Set problem
Some lines of these records may hold the word "initialized"; state how many, using only the number.

___

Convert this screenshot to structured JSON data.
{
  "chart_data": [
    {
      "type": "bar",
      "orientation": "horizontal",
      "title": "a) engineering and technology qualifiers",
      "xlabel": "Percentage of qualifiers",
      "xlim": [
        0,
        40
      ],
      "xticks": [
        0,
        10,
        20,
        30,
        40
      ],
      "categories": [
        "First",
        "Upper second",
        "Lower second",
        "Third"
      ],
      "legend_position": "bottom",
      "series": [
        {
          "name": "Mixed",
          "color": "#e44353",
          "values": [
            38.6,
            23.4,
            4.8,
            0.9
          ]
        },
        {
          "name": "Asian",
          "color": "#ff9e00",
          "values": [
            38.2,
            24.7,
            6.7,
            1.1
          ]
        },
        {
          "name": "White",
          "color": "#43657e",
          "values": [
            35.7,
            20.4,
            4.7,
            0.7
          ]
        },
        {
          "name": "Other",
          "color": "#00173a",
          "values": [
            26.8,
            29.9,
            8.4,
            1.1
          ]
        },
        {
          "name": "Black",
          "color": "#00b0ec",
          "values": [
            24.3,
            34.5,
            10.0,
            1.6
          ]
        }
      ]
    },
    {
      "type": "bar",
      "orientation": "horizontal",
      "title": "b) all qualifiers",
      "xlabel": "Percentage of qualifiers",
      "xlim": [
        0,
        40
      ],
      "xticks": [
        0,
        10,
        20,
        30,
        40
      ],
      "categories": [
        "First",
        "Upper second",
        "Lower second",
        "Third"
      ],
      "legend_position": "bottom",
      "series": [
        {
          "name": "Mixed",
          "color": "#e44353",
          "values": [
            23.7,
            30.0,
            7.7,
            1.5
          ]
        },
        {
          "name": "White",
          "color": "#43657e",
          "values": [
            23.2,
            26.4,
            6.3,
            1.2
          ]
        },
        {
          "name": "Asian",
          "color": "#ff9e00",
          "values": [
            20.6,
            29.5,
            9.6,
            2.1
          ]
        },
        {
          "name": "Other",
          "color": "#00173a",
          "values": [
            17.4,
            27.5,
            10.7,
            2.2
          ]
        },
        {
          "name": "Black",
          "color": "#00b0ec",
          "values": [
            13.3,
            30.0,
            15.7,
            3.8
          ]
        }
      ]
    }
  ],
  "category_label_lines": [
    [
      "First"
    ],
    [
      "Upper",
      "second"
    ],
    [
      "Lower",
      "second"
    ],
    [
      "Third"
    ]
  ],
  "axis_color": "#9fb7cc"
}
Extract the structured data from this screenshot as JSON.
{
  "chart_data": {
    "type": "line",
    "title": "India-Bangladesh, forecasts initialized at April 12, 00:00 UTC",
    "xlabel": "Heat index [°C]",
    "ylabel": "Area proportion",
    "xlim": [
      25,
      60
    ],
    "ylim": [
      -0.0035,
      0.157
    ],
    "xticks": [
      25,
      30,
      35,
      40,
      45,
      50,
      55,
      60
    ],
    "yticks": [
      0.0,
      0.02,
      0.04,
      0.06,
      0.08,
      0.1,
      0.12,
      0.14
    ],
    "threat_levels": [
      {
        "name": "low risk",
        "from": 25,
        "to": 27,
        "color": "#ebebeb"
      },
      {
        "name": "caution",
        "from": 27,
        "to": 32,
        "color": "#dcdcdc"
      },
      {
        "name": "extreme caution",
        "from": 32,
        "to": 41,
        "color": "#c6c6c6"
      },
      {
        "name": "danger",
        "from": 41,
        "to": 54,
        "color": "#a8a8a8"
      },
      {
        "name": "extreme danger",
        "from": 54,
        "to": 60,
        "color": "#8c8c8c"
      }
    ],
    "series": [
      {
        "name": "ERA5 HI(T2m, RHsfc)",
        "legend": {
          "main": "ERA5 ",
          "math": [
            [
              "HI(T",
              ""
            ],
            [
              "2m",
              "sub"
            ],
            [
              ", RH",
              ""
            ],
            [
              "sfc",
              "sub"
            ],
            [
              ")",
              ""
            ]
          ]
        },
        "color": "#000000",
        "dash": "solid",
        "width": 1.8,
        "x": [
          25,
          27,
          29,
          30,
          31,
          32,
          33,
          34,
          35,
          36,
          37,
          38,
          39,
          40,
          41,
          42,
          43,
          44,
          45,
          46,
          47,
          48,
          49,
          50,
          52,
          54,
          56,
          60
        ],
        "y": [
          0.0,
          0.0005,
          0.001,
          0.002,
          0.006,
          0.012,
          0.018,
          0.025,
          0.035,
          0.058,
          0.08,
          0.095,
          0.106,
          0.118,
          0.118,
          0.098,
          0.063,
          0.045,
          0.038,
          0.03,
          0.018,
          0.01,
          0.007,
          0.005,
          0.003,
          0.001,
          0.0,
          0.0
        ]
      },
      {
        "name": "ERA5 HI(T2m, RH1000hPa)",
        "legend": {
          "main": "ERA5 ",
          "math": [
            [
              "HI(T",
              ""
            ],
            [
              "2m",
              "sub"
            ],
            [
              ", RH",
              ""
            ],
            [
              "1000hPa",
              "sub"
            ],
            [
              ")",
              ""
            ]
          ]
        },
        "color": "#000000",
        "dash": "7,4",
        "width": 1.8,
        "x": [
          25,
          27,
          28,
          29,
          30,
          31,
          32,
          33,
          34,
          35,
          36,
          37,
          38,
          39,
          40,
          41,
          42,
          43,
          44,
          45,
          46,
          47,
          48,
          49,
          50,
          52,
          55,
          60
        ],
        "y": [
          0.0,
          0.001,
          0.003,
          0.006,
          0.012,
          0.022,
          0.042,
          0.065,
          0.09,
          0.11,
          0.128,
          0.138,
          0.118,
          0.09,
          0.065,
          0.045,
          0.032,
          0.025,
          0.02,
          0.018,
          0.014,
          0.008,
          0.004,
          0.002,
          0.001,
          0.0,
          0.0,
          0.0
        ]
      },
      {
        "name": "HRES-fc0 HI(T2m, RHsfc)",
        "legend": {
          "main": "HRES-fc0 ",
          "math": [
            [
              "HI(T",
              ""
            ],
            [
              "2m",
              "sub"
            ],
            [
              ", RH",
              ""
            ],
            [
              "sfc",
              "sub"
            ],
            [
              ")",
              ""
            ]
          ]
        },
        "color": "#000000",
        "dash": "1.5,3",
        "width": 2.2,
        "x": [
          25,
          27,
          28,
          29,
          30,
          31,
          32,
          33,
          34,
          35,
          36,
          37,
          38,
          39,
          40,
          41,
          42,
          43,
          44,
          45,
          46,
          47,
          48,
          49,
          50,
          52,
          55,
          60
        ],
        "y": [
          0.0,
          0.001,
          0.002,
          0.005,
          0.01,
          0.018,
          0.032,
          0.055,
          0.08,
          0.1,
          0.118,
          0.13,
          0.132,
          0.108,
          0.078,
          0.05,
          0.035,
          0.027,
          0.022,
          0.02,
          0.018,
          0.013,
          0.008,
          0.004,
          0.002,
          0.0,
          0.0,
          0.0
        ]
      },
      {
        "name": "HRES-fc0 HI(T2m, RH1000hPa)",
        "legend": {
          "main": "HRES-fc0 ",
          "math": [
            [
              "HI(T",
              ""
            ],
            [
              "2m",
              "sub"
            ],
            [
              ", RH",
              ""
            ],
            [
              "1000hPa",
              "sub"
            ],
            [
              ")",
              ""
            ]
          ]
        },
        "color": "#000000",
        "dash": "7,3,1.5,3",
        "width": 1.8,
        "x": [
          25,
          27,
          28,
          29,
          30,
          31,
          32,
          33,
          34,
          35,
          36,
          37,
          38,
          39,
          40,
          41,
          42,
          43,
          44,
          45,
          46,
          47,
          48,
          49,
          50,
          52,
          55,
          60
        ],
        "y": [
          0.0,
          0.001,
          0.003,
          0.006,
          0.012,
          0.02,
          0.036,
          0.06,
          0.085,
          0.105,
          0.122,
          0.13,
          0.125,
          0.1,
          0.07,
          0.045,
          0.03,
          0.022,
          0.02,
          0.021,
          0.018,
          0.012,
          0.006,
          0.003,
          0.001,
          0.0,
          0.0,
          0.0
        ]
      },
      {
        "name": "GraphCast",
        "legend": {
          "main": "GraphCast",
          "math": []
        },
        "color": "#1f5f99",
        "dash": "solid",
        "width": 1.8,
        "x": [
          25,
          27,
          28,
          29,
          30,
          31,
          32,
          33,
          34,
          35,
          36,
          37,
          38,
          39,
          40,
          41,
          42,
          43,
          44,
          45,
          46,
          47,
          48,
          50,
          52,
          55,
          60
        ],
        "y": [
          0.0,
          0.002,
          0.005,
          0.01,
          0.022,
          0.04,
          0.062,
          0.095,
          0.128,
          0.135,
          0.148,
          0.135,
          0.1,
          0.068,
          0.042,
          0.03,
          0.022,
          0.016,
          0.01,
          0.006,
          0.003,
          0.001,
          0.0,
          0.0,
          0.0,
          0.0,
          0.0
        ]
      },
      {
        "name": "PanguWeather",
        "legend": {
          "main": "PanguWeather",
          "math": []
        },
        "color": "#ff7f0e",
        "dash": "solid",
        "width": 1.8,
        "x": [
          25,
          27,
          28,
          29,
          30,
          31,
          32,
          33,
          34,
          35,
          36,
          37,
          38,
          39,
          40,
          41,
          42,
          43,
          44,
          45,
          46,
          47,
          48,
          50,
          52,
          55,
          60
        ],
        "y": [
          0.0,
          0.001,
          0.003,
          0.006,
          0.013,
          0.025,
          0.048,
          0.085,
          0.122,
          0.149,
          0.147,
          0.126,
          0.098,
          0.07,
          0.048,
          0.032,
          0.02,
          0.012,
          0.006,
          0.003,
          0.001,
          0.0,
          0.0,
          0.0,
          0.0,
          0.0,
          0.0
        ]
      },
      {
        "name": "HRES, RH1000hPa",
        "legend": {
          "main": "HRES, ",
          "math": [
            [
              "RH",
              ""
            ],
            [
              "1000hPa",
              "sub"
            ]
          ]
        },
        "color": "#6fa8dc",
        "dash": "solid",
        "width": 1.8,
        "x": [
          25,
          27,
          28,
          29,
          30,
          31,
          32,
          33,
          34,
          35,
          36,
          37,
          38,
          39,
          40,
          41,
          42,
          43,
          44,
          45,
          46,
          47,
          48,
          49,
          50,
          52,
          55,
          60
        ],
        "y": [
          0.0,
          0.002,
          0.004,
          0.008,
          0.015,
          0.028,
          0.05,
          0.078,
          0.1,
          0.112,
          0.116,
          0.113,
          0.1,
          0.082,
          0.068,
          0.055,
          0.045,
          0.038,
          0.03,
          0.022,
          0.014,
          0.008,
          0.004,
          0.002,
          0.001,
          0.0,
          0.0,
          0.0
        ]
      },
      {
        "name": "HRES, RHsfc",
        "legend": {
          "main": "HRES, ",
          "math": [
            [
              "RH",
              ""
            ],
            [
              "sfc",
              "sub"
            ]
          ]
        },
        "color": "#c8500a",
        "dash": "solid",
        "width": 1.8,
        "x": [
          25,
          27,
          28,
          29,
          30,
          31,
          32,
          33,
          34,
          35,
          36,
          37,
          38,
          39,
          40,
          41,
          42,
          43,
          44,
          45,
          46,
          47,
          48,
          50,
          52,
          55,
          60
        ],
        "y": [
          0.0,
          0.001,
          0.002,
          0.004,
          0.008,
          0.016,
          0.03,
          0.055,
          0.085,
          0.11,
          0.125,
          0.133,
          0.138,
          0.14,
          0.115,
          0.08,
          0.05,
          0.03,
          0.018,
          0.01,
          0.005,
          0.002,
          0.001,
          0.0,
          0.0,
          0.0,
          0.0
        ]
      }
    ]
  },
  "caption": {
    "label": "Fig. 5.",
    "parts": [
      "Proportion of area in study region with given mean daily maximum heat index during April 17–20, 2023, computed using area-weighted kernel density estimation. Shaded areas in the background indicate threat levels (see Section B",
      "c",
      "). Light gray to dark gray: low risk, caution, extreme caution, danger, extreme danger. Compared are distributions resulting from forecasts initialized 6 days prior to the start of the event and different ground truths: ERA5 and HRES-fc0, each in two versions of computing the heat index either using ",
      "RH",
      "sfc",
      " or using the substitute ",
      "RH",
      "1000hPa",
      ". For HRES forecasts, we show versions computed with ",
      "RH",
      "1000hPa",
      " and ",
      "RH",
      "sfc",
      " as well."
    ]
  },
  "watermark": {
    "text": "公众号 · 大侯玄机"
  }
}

___

Written answer
2